WHAT THE TASK ASKS: The listing must be reproduced in full, exactly as it stands.

DATA EXTRACT:
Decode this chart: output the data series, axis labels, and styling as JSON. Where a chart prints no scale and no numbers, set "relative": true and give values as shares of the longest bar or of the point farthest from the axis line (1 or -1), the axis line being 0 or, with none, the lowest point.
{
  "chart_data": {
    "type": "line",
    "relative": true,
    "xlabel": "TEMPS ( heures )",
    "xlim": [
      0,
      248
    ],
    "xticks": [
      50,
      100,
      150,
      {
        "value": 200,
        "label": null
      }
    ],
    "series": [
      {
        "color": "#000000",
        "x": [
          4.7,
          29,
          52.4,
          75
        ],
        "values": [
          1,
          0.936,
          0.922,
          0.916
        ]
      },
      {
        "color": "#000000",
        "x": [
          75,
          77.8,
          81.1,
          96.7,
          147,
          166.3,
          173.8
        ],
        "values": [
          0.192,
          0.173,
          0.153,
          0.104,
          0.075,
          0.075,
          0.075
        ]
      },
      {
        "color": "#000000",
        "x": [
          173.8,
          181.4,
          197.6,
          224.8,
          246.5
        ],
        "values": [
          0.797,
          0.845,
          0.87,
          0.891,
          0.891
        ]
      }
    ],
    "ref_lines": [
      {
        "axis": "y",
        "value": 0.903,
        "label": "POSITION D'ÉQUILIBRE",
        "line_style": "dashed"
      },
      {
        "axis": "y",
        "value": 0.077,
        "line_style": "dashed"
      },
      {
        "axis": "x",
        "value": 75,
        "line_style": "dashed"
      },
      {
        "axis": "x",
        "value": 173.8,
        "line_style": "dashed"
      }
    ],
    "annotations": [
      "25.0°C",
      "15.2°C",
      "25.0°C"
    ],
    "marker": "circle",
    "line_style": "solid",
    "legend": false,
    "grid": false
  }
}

IN RESPONSE:
Decode this chart: output the data series, axis labels, and styling as JSON. Where a chart prints no scale and no numbers, set "relative": true and give values as shares of the longest bar or of the point farthest from the axis line (1 or -1), the axis line being 0 or, with none, the lowest point.
{
  "chart_data": {
    "type": "line",
    "relative": true,
    "xlabel": "TEMPS ( heures )",
    "xlim": [
      0,
      248
    ],
    "xticks": [
      50,
      100,
      150,
      {
        "value": 200,
        "label": null
      }
    ],
    "series": [
      {
        "color": "#000000",
        "x": [
          4.7,
          29,
          52.4,
          75
        ],
        "values": [
          1,
          0.936,
          0.922,
          0.916
        ]
      },
      {
        "color": "#000000",
        "x": [
          75,
          77.8,
          81.1,
          96.7,
          147,
          166.3,
          173.8
        ],
        "values": [
          0.192,
          0.173,
          0.153,
          0.104,
          0.075,
          0.075,
          0.075
        ]
      },
      {
        "color": "#000000",
        "x": [
          173.8,
          181.4,
          197.6,
          224.8,
          246.5
        ],
        "values": [
          0.797,
          0.845,
          0.87,
          0.891,
          0.891
        ]
      }
    ],
    "ref_lines": [
      {
        "axis": "y",
        "value": 0.903,
        "label": "POSITION D'ÉQUILIBRE",
        "line_style": "dashed"
      },
      {
        "axis": "y",
        "value": 0.077,
        "line_style": "dashed"
      },
      {
        "axis": "x",
        "value": 75,
        "line_style": "dashed"
      },
      {
        "axis": "x",
        "value": 173.8,
        "line_style": "dashed"
      }
    ],
    "annotations": [
      "25.0°C",
      "15.2°C",
      "25.0°C"
    ],
    "marker": "circle",
    "line_style": "solid",
    "legend": false,
    "grid": false
  }
}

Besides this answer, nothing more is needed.